**TASK GOAL**: Repeat each line exactly as it is written.

**MATERIAL PROVIDED**:
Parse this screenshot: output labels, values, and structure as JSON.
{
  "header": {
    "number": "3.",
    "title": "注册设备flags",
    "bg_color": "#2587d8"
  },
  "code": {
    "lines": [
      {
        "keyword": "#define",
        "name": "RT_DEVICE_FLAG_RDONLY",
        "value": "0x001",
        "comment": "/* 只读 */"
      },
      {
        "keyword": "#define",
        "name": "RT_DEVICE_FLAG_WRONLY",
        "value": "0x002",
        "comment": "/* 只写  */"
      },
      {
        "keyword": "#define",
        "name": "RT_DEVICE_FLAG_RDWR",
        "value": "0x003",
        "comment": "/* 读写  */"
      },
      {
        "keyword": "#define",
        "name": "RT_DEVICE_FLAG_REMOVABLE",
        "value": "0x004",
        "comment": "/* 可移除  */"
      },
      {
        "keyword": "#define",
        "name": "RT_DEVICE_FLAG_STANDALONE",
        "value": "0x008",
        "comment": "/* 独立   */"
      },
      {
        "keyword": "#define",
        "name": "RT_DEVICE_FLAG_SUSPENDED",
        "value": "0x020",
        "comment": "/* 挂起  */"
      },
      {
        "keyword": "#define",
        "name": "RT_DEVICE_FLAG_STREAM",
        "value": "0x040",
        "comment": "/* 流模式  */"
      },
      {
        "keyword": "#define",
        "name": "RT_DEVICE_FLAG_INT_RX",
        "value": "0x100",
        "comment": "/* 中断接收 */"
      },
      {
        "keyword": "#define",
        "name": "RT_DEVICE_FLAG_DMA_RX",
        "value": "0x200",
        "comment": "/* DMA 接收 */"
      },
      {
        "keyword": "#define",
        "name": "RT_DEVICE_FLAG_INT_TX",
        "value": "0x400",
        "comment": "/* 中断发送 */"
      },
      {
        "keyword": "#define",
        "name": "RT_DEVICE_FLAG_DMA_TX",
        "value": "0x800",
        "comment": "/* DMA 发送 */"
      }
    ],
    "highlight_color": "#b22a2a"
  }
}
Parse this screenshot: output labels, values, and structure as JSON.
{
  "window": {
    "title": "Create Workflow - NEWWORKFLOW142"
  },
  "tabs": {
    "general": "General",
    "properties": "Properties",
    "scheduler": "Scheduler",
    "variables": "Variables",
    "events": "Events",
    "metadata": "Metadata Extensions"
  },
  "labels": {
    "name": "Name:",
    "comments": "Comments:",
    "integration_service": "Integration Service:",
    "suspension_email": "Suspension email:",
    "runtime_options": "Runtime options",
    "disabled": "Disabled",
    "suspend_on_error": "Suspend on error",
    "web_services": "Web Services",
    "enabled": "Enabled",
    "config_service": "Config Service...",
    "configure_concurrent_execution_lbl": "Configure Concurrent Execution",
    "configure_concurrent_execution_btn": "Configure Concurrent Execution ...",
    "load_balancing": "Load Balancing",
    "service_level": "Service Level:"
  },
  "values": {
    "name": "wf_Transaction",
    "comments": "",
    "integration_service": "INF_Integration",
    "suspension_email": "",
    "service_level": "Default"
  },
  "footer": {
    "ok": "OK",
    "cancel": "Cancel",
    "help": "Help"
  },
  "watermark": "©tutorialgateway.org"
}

**COMPLETE ANSWER**:
Parse this screenshot: output labels, values, and structure as JSON.
{
  "header": {
    "number": "3.",
    "title": "注册设备flags",
    "bg_color": "#2587d8"
  },
  "code": {
    "lines": [
      {
        "keyword": "#define",
        "name": "RT_DEVICE_FLAG_RDONLY",
        "value": "0x001",
        "comment": "/* 只读 */"
      },
      {
        "keyword": "#define",
        "name": "RT_DEVICE_FLAG_WRONLY",
        "value": "0x002",
        "comment": "/* 只写  */"
      },
      {
        "keyword": "#define",
        "name": "RT_DEVICE_FLAG_RDWR",
        "value": "0x003",
        "comment": "/* 读写  */"
      },
      {
        "keyword": "#define",
        "name": "RT_DEVICE_FLAG_REMOVABLE",
        "value": "0x004",
        "comment": "/* 可移除  */"
      },
      {
        "keyword": "#define",
        "name": "RT_DEVICE_FLAG_STANDALONE",
        "value": "0x008",
        "comment": "/* 独立   */"
      },
      {
        "keyword": "#define",
        "name": "RT_DEVICE_FLAG_SUSPENDED",
        "value": "0x020",
        "comment": "/* 挂起  */"
      },
      {
        "keyword": "#define",
        "name": "RT_DEVICE_FLAG_STREAM",
        "value": "0x040",
        "comment": "/* 流模式  */"
      },
      {
        "keyword": "#define",
        "name": "RT_DEVICE_FLAG_INT_RX",
        "value": "0x100",
        "comment": "/* 中断接收 */"
      },
      {
        "keyword": "#define",
        "name": "RT_DEVICE_FLAG_DMA_RX",
        "value": "0x200",
        "comment": "/* DMA 接收 */"
      },
      {
        "keyword": "#define",
        "name": "RT_DEVICE_FLAG_INT_TX",
        "value": "0x400",
        "comment": "/* 中断发送 */"
      },
      {
        "keyword": "#define",
        "name": "RT_DEVICE_FLAG_DMA_TX",
        "value": "0x800",
        "comment": "/* DMA 发送 */"
      }
    ],
    "highlight_color": "#b22a2a"
  }
}
Parse this screenshot: output labels, values, and structure as JSON.
{
  "window": {
    "title": "Create Workflow - NEWWORKFLOW142"
  },
  "tabs": {
    "general": "General",
    "properties": "Properties",
    "scheduler": "Scheduler",
    "variables": "Variables",
    "events": "Events",
    "metadata": "Metadata Extensions"
  },
  "labels": {
    "name": "Name:",
    "comments": "Comments:",
    "integration_service": "Integration Service:",
    "suspension_email": "Suspension email:",
    "runtime_options": "Runtime options",
    "disabled": "Disabled",
    "suspend_on_error": "Suspend on error",
    "web_services": "Web Services",
    "enabled": "Enabled",
    "config_service": "Config Service...",
    "configure_concurrent_execution_lbl": "Configure Concurrent Execution",
    "configure_concurrent_execution_btn": "Configure Concurrent Execution ...",
    "load_balancing": "Load Balancing",
    "service_level": "Service Level:"
  },
  "values": {
    "name": "wf_Transaction",
    "comments": "",
    "integration_service": "INF_Integration",
    "suspension_email": "",
    "service_level": "Default"
  },
  "footer": {
    "ok": "OK",
    "cancel": "Cancel",
    "help": "Help"
  },
  "watermark": "©tutorialgateway.org"
}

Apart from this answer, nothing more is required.